— Start of Records supplied —

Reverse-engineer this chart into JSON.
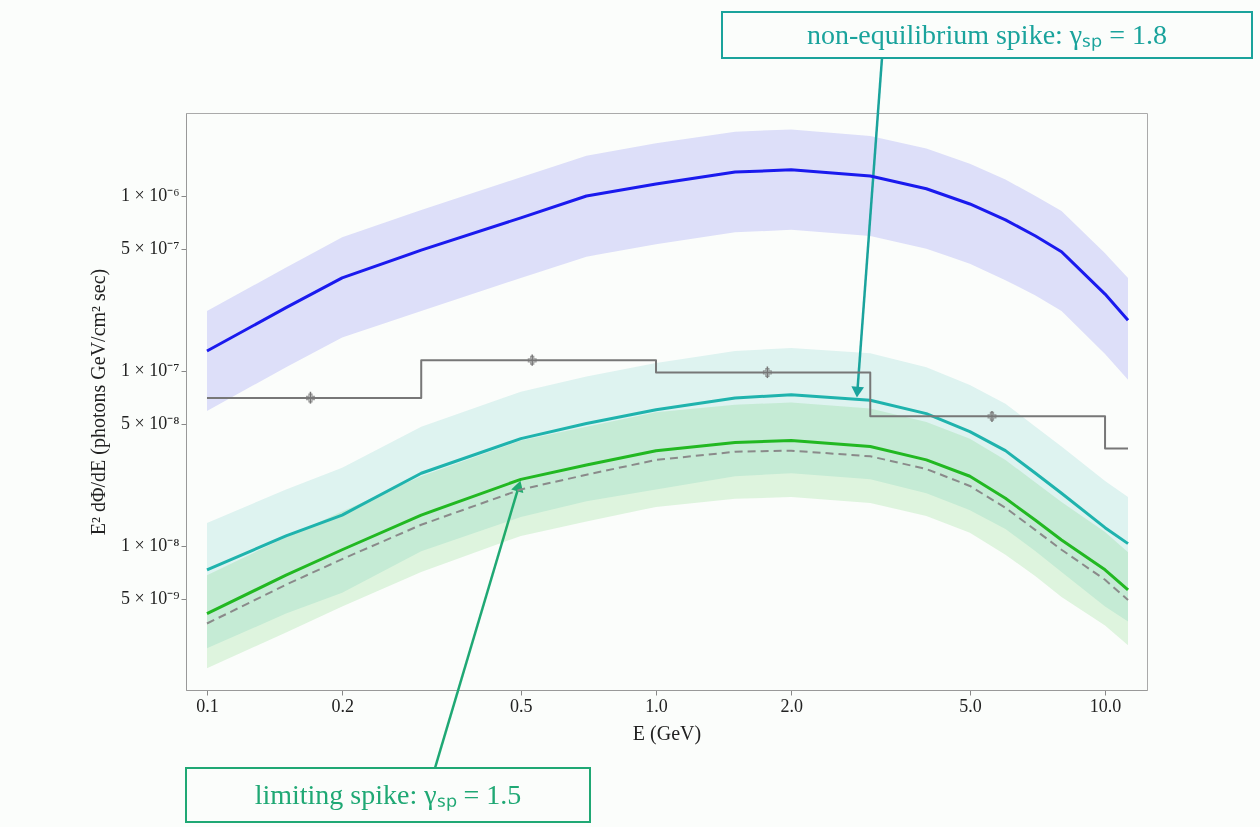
{
  "chart_data": {
    "type": "line",
    "xlabel": "E (GeV)",
    "ylabel": "E² dΦ/dE (photons GeV/cm² sec)",
    "log": "xy",
    "grid": false,
    "xlim": [
      0.0898,
      12.4
    ],
    "ylim": [
      1.5e-09,
      2.98e-06
    ],
    "xticks": [
      0.1,
      0.2,
      0.5,
      {
        "value": 1,
        "label": "1.0"
      },
      {
        "value": 2,
        "label": "2.0"
      },
      {
        "value": 5,
        "label": "5.0"
      },
      {
        "value": 10,
        "label": "10.0"
      }
    ],
    "yticks": [
      {
        "value": 1e-06,
        "label": "1 × 10⁻⁶"
      },
      {
        "value": 5e-07,
        "label": "5 × 10⁻⁷"
      },
      {
        "value": 1e-07,
        "label": "1 × 10⁻⁷"
      },
      {
        "value": 5e-08,
        "label": "5 × 10⁻⁸"
      },
      {
        "value": 1e-08,
        "label": "1 × 10⁻⁸"
      },
      {
        "value": 5e-09,
        "label": "5 × 10⁻⁹"
      }
    ],
    "x": [
      0.1,
      0.15,
      0.2,
      0.3,
      0.5,
      0.7,
      1,
      1.5,
      2,
      3,
      4,
      5,
      6,
      7,
      8,
      10,
      11.25
    ],
    "series": [
      {
        "type": "line",
        "color": "#1a1aee",
        "line_style": "solid",
        "values": [
          1.3e-07,
          2.3e-07,
          3.4e-07,
          4.9e-07,
          7.5e-07,
          1e-06,
          1.17e-06,
          1.37e-06,
          1.41e-06,
          1.3e-06,
          1.1e-06,
          9e-07,
          7.3e-07,
          5.9e-07,
          4.8e-07,
          2.75e-07,
          1.95e-07
        ],
        "upper": [
          2.2e-07,
          3.9e-07,
          5.8e-07,
          8.3e-07,
          1.28e-06,
          1.7e-06,
          2e-06,
          2.33e-06,
          2.4e-06,
          2.2e-06,
          1.87e-06,
          1.53e-06,
          1.24e-06,
          1e-06,
          8.2e-07,
          4.7e-07,
          3.4e-07
        ],
        "lower": [
          5.9e-08,
          1.05e-07,
          1.55e-07,
          2.2e-07,
          3.4e-07,
          4.5e-07,
          5.3e-07,
          6.2e-07,
          6.4e-07,
          5.9e-07,
          5e-07,
          4.1e-07,
          3.3e-07,
          2.7e-07,
          2.2e-07,
          1.25e-07,
          8.9e-08
        ]
      },
      {
        "type": "line",
        "color": "#1fb3ad",
        "line_style": "solid",
        "values": [
          7.3e-09,
          1.14e-08,
          1.5e-08,
          2.6e-08,
          4.1e-08,
          5e-08,
          6e-08,
          7e-08,
          7.3e-08,
          6.8e-08,
          5.7e-08,
          4.5e-08,
          3.5e-08,
          2.6e-08,
          2e-08,
          1.27e-08,
          1.03e-08
        ],
        "upper": [
          1.35e-08,
          2.1e-08,
          2.8e-08,
          4.8e-08,
          7.6e-08,
          9.3e-08,
          1.11e-07,
          1.3e-07,
          1.35e-07,
          1.26e-07,
          1.05e-07,
          8.3e-08,
          6.5e-08,
          4.8e-08,
          3.7e-08,
          2.35e-08,
          1.9e-08
        ],
        "lower": [
          2.6e-09,
          4.1e-09,
          5.4e-09,
          9.3e-09,
          1.46e-08,
          1.8e-08,
          2.1e-08,
          2.5e-08,
          2.6e-08,
          2.4e-08,
          2e-08,
          1.6e-08,
          1.25e-08,
          9.3e-09,
          7.1e-09,
          4.5e-09,
          3.7e-09
        ]
      },
      {
        "type": "line",
        "color": "#22b822",
        "line_style": "solid",
        "values": [
          4.1e-09,
          6.8e-09,
          9.5e-09,
          1.5e-08,
          2.4e-08,
          2.9e-08,
          3.5e-08,
          3.9e-08,
          4e-08,
          3.7e-08,
          3.1e-08,
          2.5e-08,
          1.87e-08,
          1.4e-08,
          1.08e-08,
          7.3e-09,
          5.6e-09
        ],
        "upper": [
          6.8e-09,
          1.12e-08,
          1.57e-08,
          2.5e-08,
          4e-08,
          4.8e-08,
          5.8e-08,
          6.4e-08,
          6.6e-08,
          6.1e-08,
          5.1e-08,
          4.1e-08,
          3.1e-08,
          2.3e-08,
          1.78e-08,
          1.2e-08,
          9.2e-09
        ],
        "lower": [
          2e-09,
          3.2e-09,
          4.5e-09,
          7.1e-09,
          1.14e-08,
          1.38e-08,
          1.67e-08,
          1.86e-08,
          1.9e-08,
          1.76e-08,
          1.48e-08,
          1.19e-08,
          8.9e-09,
          6.7e-09,
          5.1e-09,
          3.5e-09,
          2.7e-09
        ]
      },
      {
        "type": "line",
        "color": "#8a8a8a",
        "line_style": "dashed",
        "values": [
          3.6e-09,
          6e-09,
          8.4e-09,
          1.32e-08,
          2.1e-08,
          2.55e-08,
          3.1e-08,
          3.45e-08,
          3.5e-08,
          3.25e-08,
          2.75e-08,
          2.2e-08,
          1.65e-08,
          1.23e-08,
          9.5e-09,
          6.4e-09,
          4.9e-09
        ]
      },
      {
        "type": "step",
        "color": "#777777",
        "line_style": "solid",
        "x": [
          0.1,
          0.3,
          1,
          3,
          10,
          11.25
        ],
        "values": [
          7e-08,
          1.15e-07,
          9.8e-08,
          5.5e-08,
          3.6e-08,
          3.6e-08
        ]
      },
      {
        "type": "scatter",
        "color": "#777777",
        "marker": "cross",
        "x": [
          0.17,
          0.53,
          1.77,
          5.6
        ],
        "values": [
          7e-08,
          1.15e-07,
          9.8e-08,
          5.5e-08
        ],
        "errors": [
          [
            6.5e-08,
            7.6e-08
          ],
          [
            1.07e-07,
            1.24e-07
          ],
          [
            9.1e-08,
            1.06e-07
          ],
          [
            5.1e-08,
            5.9e-08
          ]
        ]
      }
    ],
    "annotations": [
      {
        "text": "non-equilibrium spike: γₛₚ = 1.8",
        "x": 2.8,
        "y": 6.9e-08
      },
      {
        "text": "limiting spike: γₛₚ = 1.5",
        "x": 0.5,
        "y": 2.4e-08
      }
    ]
  }
}
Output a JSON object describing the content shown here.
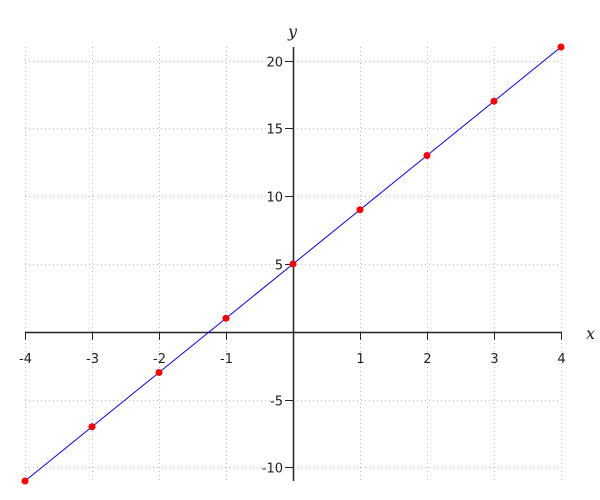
{
  "chart_data": {
    "type": "line",
    "title": "",
    "xlabel": "x",
    "ylabel": "y",
    "xlim": [
      -4,
      4
    ],
    "ylim": [
      -11,
      21
    ],
    "grid": true,
    "x_ticks": [
      -4,
      -3,
      -2,
      -1,
      1,
      2,
      3,
      4
    ],
    "y_ticks": [
      -10,
      -5,
      5,
      10,
      15,
      20
    ],
    "series": [
      {
        "x": [
          -4,
          -3,
          -2,
          -1,
          0,
          1,
          2,
          3,
          4
        ],
        "y": [
          -11,
          -7,
          -3,
          1,
          5,
          9,
          13,
          17,
          21
        ],
        "line_color": "#0000ff",
        "marker_color": "#ff0000"
      }
    ]
  }
}
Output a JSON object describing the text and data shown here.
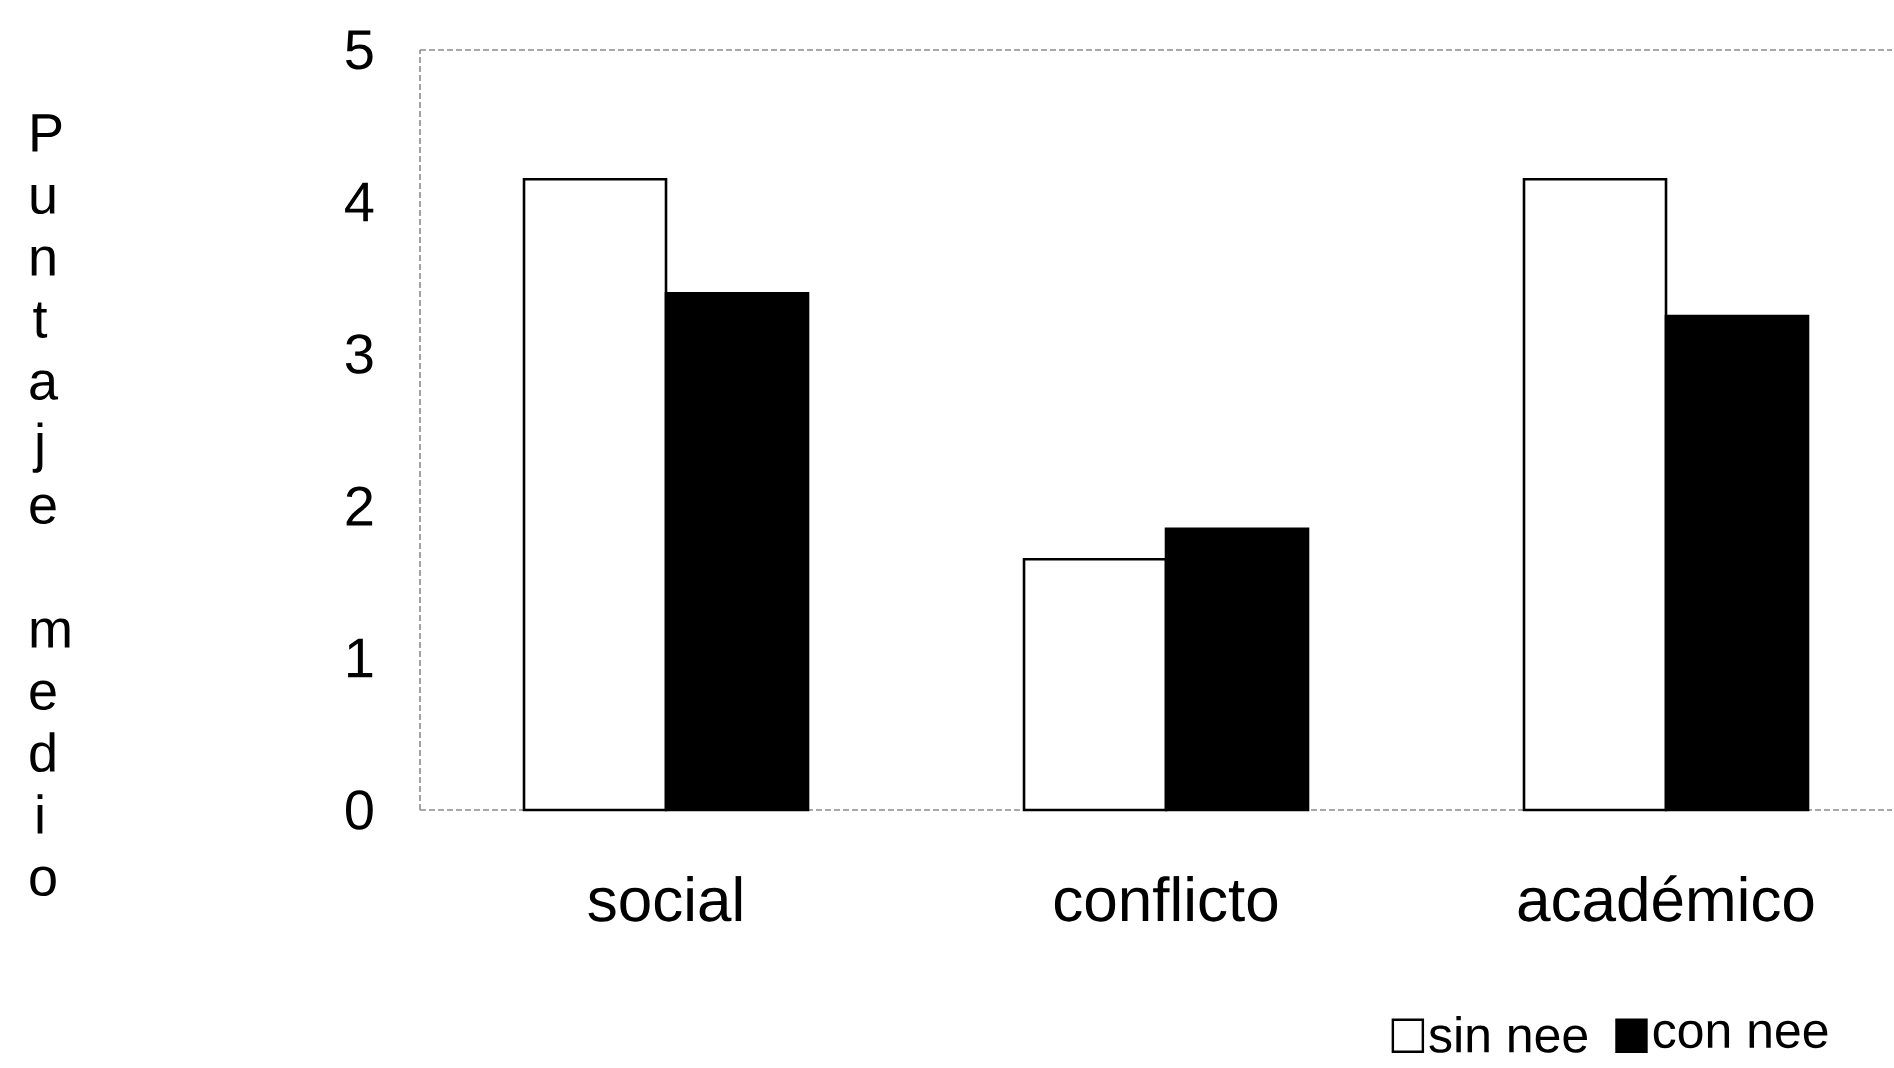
{
  "chart_data": {
    "type": "bar",
    "ylabel": "Puntaje medio",
    "categories": [
      "social",
      "conflicto",
      "académico"
    ],
    "series": [
      {
        "name": "sin nee",
        "color": "#ffffff",
        "values": [
          4.15,
          1.65,
          4.15
        ]
      },
      {
        "name": "con nee",
        "color": "#000000",
        "values": [
          3.4,
          1.85,
          3.25
        ]
      }
    ],
    "ylim": [
      0,
      5
    ],
    "yticks": [
      0,
      1,
      2,
      3,
      4,
      5
    ],
    "legend": "bottom right"
  }
}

— End of Records supplied —

_The exercise_: Output the full set of records above without changing a word, and drop the images.

_Response to the task_:
Reverse-engineer this chart into JSON.
{
  "chart_data": {
    "type": "line",
    "xlabel": "E (GeV)",
    "ylabel": "E² dΦ/dE (photons GeV/cm² sec)",
    "log": "xy",
    "grid": false,
    "xlim": [
      0.0898,
      12.4
    ],
    "ylim": [
      1.5e-09,
      2.98e-06
    ],
    "xticks": [
      0.1,
      0.2,
      0.5,
      {
        "value": 1,
        "label": "1.0"
      },
      {
        "value": 2,
        "label": "2.0"
      },
      {
        "value": 5,
        "label": "5.0"
      },
      {
        "value": 10,
        "label": "10.0"
      }
    ],
    "yticks": [
      {
        "value": 1e-06,
        "label": "1 × 10⁻⁶"
      },
      {
        "value": 5e-07,
        "label": "5 × 10⁻⁷"
      },
      {
        "value": 1e-07,
        "label": "1 × 10⁻⁷"
      },
      {
        "value": 5e-08,
        "label": "5 × 10⁻⁸"
      },
      {
        "value": 1e-08,
        "label": "1 × 10⁻⁸"
      },
      {
        "value": 5e-09,
        "label": "5 × 10⁻⁹"
      }
    ],
    "x": [
      0.1,
      0.15,
      0.2,
      0.3,
      0.5,
      0.7,
      1,
      1.5,
      2,
      3,
      4,
      5,
      6,
      7,
      8,
      10,
      11.25
    ],
    "series": [
      {
        "type": "line",
        "color": "#1a1aee",
        "line_style": "solid",
        "values": [
          1.3e-07,
          2.3e-07,
          3.4e-07,
          4.9e-07,
          7.5e-07,
          1e-06,
          1.17e-06,
          1.37e-06,
          1.41e-06,
          1.3e-06,
          1.1e-06,
          9e-07,
          7.3e-07,
          5.9e-07,
          4.8e-07,
          2.75e-07,
          1.95e-07
        ],
        "upper": [
          2.2e-07,
          3.9e-07,
          5.8e-07,
          8.3e-07,
          1.28e-06,
          1.7e-06,
          2e-06,
          2.33e-06,
          2.4e-06,
          2.2e-06,
          1.87e-06,
          1.53e-06,
          1.24e-06,
          1e-06,
          8.2e-07,
          4.7e-07,
          3.4e-07
        ],
        "lower": [
          5.9e-08,
          1.05e-07,
          1.55e-07,
          2.2e-07,
          3.4e-07,
          4.5e-07,
          5.3e-07,
          6.2e-07,
          6.4e-07,
          5.9e-07,
          5e-07,
          4.1e-07,
          3.3e-07,
          2.7e-07,
          2.2e-07,
          1.25e-07,
          8.9e-08
        ]
      },
      {
        "type": "line",
        "color": "#1fb3ad",
        "line_style": "solid",
        "values": [
          7.3e-09,
          1.14e-08,
          1.5e-08,
          2.6e-08,
          4.1e-08,
          5e-08,
          6e-08,
          7e-08,
          7.3e-08,
          6.8e-08,
          5.7e-08,
          4.5e-08,
          3.5e-08,
          2.6e-08,
          2e-08,
          1.27e-08,
          1.03e-08
        ],
        "upper": [
          1.35e-08,
          2.1e-08,
          2.8e-08,
          4.8e-08,
          7.6e-08,
          9.3e-08,
          1.11e-07,
          1.3e-07,
          1.35e-07,
          1.26e-07,
          1.05e-07,
          8.3e-08,
          6.5e-08,
          4.8e-08,
          3.7e-08,
          2.35e-08,
          1.9e-08
        ],
        "lower": [
          2.6e-09,
          4.1e-09,
          5.4e-09,
          9.3e-09,
          1.46e-08,
          1.8e-08,
          2.1e-08,
          2.5e-08,
          2.6e-08,
          2.4e-08,
          2e-08,
          1.6e-08,
          1.25e-08,
          9.3e-09,
          7.1e-09,
          4.5e-09,
          3.7e-09
        ]
      },
      {
        "type": "line",
        "color": "#22b822",
        "line_style": "solid",
        "values": [
          4.1e-09,
          6.8e-09,
          9.5e-09,
          1.5e-08,
          2.4e-08,
          2.9e-08,
          3.5e-08,
          3.9e-08,
          4e-08,
          3.7e-08,
          3.1e-08,
          2.5e-08,
          1.87e-08,
          1.4e-08,
          1.08e-08,
          7.3e-09,
          5.6e-09
        ],
        "upper": [
          6.8e-09,
          1.12e-08,
          1.57e-08,
          2.5e-08,
          4e-08,
          4.8e-08,
          5.8e-08,
          6.4e-08,
          6.6e-08,
          6.1e-08,
          5.1e-08,
          4.1e-08,
          3.1e-08,
          2.3e-08,
          1.78e-08,
          1.2e-08,
          9.2e-09
        ],
        "lower": [
          2e-09,
          3.2e-09,
          4.5e-09,
          7.1e-09,
          1.14e-08,
          1.38e-08,
          1.67e-08,
          1.86e-08,
          1.9e-08,
          1.76e-08,
          1.48e-08,
          1.19e-08,
          8.9e-09,
          6.7e-09,
          5.1e-09,
          3.5e-09,
          2.7e-09
        ]
      },
      {
        "type": "line",
        "color": "#8a8a8a",
        "line_style": "dashed",
        "values": [
          3.6e-09,
          6e-09,
          8.4e-09,
          1.32e-08,
          2.1e-08,
          2.55e-08,
          3.1e-08,
          3.45e-08,
          3.5e-08,
          3.25e-08,
          2.75e-08,
          2.2e-08,
          1.65e-08,
          1.23e-08,
          9.5e-09,
          6.4e-09,
          4.9e-09
        ]
      },
      {
        "type": "step",
        "color": "#777777",
        "line_style": "solid",
        "x": [
          0.1,
          0.3,
          1,
          3,
          10,
          11.25
        ],
        "values": [
          7e-08,
          1.15e-07,
          9.8e-08,
          5.5e-08,
          3.6e-08,
          3.6e-08
        ]
      },
      {
        "type": "scatter",
        "color": "#777777",
        "marker": "cross",
        "x": [
          0.17,
          0.53,
          1.77,
          5.6
        ],
        "values": [
          7e-08,
          1.15e-07,
          9.8e-08,
          5.5e-08
        ],
        "errors": [
          [
            6.5e-08,
            7.6e-08
          ],
          [
            1.07e-07,
            1.24e-07
          ],
          [
            9.1e-08,
            1.06e-07
          ],
          [
            5.1e-08,
            5.9e-08
          ]
        ]
      }
    ],
    "annotations": [
      {
        "text": "non-equilibrium spike: γₛₚ = 1.8",
        "x": 2.8,
        "y": 6.9e-08
      },
      {
        "text": "limiting spike: γₛₚ = 1.5",
        "x": 0.5,
        "y": 2.4e-08
      }
    ]
  }
}
Output a JSON object describing the content shown here.
{
  "chart_data": {
    "type": "line",
    "title": "",
    "xlabel": "x",
    "ylabel": "y",
    "xlim": [
      -4,
      4
    ],
    "ylim": [
      -11,
      21
    ],
    "grid": true,
    "x_ticks": [
      -4,
      -3,
      -2,
      -1,
      1,
      2,
      3,
      4
    ],
    "y_ticks": [
      -10,
      -5,
      5,
      10,
      15,
      20
    ],
    "series": [
      {
        "x": [
          -4,
          -3,
          -2,
          -1,
          0,
          1,
          2,
          3,
          4
        ],
        "y": [
          -11,
          -7,
          -3,
          1,
          5,
          9,
          13,
          17,
          21
        ],
        "line_color": "#0000ff",
        "marker_color": "#ff0000"
      }
    ]
  }
}
Output a JSON object describing the text and data shown here.
{
  "chart_data": {
    "type": "bar",
    "ylabel": "Puntaje medio",
    "categories": [
      "social",
      "conflicto",
      "académico"
    ],
    "series": [
      {
        "name": "sin nee",
        "color": "#ffffff",
        "values": [
          4.15,
          1.65,
          4.15
        ]
      },
      {
        "name": "con nee",
        "color": "#000000",
        "values": [
          3.4,
          1.85,
          3.25
        ]
      }
    ],
    "ylim": [
      0,
      5
    ],
    "yticks": [
      0,
      1,
      2,
      3,
      4,
      5
    ],
    "legend": "bottom right"
  }
}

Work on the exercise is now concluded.